BEGIN Records for this task

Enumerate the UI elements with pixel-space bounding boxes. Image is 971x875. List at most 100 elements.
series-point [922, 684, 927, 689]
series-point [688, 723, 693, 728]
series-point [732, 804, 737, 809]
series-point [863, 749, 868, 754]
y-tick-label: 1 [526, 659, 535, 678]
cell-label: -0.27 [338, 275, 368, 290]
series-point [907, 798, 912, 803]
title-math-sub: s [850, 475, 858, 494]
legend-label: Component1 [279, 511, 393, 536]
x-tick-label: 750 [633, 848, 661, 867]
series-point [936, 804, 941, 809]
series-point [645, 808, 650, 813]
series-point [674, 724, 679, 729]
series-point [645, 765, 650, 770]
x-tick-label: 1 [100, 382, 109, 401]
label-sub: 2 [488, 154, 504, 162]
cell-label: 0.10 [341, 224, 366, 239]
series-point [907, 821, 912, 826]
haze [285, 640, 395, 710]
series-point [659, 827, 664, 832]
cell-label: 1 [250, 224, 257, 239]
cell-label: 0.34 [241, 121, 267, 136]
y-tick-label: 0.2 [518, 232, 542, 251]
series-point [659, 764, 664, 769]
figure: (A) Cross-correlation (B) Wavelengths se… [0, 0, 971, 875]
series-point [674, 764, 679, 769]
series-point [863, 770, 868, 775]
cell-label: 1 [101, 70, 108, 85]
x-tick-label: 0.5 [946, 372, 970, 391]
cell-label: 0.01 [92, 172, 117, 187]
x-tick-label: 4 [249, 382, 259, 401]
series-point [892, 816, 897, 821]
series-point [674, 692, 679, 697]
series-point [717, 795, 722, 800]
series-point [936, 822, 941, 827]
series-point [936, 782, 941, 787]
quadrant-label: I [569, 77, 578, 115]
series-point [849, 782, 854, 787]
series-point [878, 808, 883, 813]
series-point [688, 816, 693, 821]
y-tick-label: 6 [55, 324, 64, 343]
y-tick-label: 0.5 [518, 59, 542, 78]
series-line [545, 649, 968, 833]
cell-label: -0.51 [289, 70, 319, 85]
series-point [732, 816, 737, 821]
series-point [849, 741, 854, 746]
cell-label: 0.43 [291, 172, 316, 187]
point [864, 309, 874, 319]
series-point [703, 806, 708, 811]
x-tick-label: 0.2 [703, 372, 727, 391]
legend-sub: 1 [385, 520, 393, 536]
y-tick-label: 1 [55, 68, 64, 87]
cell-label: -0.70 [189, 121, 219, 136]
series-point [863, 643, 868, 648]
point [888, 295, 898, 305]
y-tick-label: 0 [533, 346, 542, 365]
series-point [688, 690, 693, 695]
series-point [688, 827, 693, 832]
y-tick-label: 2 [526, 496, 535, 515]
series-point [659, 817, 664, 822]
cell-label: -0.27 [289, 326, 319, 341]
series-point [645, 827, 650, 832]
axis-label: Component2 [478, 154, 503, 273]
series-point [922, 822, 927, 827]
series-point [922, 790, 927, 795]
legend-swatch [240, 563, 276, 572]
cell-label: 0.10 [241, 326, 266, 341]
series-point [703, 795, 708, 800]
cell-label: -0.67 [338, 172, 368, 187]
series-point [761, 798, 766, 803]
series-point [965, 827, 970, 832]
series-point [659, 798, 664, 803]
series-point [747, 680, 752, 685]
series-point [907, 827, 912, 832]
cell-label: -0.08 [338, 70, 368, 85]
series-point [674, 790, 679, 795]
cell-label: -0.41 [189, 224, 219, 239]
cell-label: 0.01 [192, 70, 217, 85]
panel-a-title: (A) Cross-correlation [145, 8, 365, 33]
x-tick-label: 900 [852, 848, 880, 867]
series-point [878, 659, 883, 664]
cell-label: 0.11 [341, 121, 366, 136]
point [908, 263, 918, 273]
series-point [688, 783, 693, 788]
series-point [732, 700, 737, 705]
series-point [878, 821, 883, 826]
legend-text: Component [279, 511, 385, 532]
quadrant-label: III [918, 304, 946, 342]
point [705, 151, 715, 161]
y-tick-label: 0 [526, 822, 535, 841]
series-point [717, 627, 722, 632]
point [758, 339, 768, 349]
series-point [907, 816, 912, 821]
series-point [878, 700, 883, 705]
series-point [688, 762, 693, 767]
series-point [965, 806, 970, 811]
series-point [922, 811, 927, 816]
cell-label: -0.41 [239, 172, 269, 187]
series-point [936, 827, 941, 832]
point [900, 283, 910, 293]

END Records for this task

Print every line of the records above again, unchanged and in the same order.

Enumerate the UI elements with pixel-space bounding boxes. Image is 971x875. List at most 100 elements.
series-point [922, 684, 927, 689]
series-point [688, 723, 693, 728]
series-point [732, 804, 737, 809]
series-point [863, 749, 868, 754]
y-tick-label: 1 [526, 659, 535, 678]
cell-label: -0.27 [338, 275, 368, 290]
series-point [907, 798, 912, 803]
title-math-sub: s [850, 475, 858, 494]
legend-label: Component1 [279, 511, 393, 536]
x-tick-label: 750 [633, 848, 661, 867]
series-point [936, 804, 941, 809]
series-point [645, 808, 650, 813]
series-point [674, 724, 679, 729]
series-point [645, 765, 650, 770]
x-tick-label: 1 [100, 382, 109, 401]
label-sub: 2 [488, 154, 504, 162]
cell-label: 0.10 [341, 224, 366, 239]
series-point [907, 821, 912, 826]
haze [285, 640, 395, 710]
series-point [659, 827, 664, 832]
cell-label: 1 [250, 224, 257, 239]
cell-label: 0.34 [241, 121, 267, 136]
y-tick-label: 0.2 [518, 232, 542, 251]
series-point [659, 764, 664, 769]
figure: (A) Cross-correlation (B) Wavelengths se… [0, 0, 971, 875]
series-point [674, 764, 679, 769]
series-point [863, 770, 868, 775]
cell-label: 1 [101, 70, 108, 85]
x-tick-label: 0.5 [946, 372, 970, 391]
cell-label: 0.01 [92, 172, 117, 187]
x-tick-label: 4 [249, 382, 259, 401]
series-point [892, 816, 897, 821]
series-point [674, 692, 679, 697]
series-point [717, 795, 722, 800]
series-point [936, 822, 941, 827]
series-point [936, 782, 941, 787]
quadrant-label: I [569, 77, 578, 115]
series-point [849, 782, 854, 787]
series-point [878, 808, 883, 813]
series-point [688, 816, 693, 821]
y-tick-label: 6 [55, 324, 64, 343]
y-tick-label: 0.5 [518, 59, 542, 78]
series-line [545, 649, 968, 833]
cell-label: -0.51 [289, 70, 319, 85]
series-point [732, 816, 737, 821]
series-point [849, 741, 854, 746]
cell-label: 0.43 [291, 172, 316, 187]
point [864, 309, 874, 319]
series-point [703, 806, 708, 811]
x-tick-label: 0.2 [703, 372, 727, 391]
legend-sub: 1 [385, 520, 393, 536]
y-tick-label: 1 [55, 68, 64, 87]
cell-label: -0.70 [189, 121, 219, 136]
series-point [863, 643, 868, 648]
point [888, 295, 898, 305]
y-tick-label: 0 [533, 346, 542, 365]
series-point [688, 690, 693, 695]
series-point [688, 827, 693, 832]
y-tick-label: 2 [526, 496, 535, 515]
series-point [659, 817, 664, 822]
cell-label: -0.27 [289, 326, 319, 341]
series-point [645, 827, 650, 832]
axis-label: Component2 [478, 154, 503, 273]
series-point [922, 822, 927, 827]
series-point [922, 790, 927, 795]
legend-swatch [240, 563, 276, 572]
cell-label: 0.10 [241, 326, 266, 341]
series-point [703, 795, 708, 800]
cell-label: -0.67 [338, 172, 368, 187]
series-point [761, 798, 766, 803]
series-point [965, 827, 970, 832]
series-point [659, 798, 664, 803]
series-point [747, 680, 752, 685]
series-point [907, 827, 912, 832]
cell-label: -0.08 [338, 70, 368, 85]
series-point [674, 790, 679, 795]
cell-label: -0.41 [189, 224, 219, 239]
cell-label: 0.01 [192, 70, 217, 85]
panel-a-title: (A) Cross-correlation [145, 8, 365, 33]
x-tick-label: 900 [852, 848, 880, 867]
series-point [878, 659, 883, 664]
cell-label: 0.11 [341, 121, 366, 136]
point [908, 263, 918, 273]
series-point [688, 783, 693, 788]
series-point [732, 700, 737, 705]
series-point [878, 821, 883, 826]
legend-text: Component [279, 511, 385, 532]
quadrant-label: III [918, 304, 946, 342]
point [705, 151, 715, 161]
y-tick-label: 0 [526, 822, 535, 841]
series-point [717, 627, 722, 632]
point [758, 339, 768, 349]
series-point [907, 816, 912, 821]
series-point [878, 700, 883, 705]
series-point [688, 762, 693, 767]
series-point [965, 806, 970, 811]
series-point [922, 811, 927, 816]
cell-label: -0.41 [239, 172, 269, 187]
series-point [936, 827, 941, 832]
point [900, 283, 910, 293]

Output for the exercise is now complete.